- **WHAT IS ASKED**
Using the records that follow, copy every line containing the word "threshold".

Stored data:
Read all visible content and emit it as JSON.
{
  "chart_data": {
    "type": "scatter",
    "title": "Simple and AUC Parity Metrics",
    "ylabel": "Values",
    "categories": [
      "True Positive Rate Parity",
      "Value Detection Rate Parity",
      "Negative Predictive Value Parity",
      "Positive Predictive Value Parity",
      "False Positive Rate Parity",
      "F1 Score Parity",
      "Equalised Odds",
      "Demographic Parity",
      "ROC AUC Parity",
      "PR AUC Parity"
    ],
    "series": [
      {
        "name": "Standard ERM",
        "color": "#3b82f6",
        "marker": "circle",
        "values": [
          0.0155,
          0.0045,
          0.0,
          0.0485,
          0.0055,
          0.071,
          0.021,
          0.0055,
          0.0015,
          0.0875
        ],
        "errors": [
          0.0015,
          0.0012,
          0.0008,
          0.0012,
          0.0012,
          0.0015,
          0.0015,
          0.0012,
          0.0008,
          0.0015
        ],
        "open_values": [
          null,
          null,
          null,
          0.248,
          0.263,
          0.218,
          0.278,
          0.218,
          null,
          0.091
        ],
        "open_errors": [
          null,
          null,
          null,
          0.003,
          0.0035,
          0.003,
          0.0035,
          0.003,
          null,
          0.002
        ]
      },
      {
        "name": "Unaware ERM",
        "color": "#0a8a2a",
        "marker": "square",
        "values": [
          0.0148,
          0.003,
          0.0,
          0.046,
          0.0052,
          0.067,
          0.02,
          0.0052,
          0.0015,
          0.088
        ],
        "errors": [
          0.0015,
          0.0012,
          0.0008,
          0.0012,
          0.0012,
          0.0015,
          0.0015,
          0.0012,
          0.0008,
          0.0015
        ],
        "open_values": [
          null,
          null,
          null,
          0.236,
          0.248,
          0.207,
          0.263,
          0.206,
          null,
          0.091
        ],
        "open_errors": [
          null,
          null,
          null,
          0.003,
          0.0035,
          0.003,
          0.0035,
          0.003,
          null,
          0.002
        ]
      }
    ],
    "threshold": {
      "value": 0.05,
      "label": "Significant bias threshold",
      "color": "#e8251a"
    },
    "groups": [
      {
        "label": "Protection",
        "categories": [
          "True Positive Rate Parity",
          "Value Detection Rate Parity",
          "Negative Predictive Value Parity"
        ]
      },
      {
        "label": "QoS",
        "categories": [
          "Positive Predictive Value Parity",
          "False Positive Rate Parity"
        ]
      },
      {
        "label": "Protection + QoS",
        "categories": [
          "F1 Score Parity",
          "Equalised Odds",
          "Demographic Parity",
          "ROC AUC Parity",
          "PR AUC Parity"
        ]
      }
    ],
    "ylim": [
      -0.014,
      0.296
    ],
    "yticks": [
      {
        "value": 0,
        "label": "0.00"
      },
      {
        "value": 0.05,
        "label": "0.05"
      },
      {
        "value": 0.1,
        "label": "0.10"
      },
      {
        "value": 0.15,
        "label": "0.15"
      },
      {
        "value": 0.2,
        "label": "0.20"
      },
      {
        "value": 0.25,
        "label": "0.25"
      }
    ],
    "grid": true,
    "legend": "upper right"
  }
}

- **ANSWER**
    "threshold": {
      "label": "Significant bias threshold",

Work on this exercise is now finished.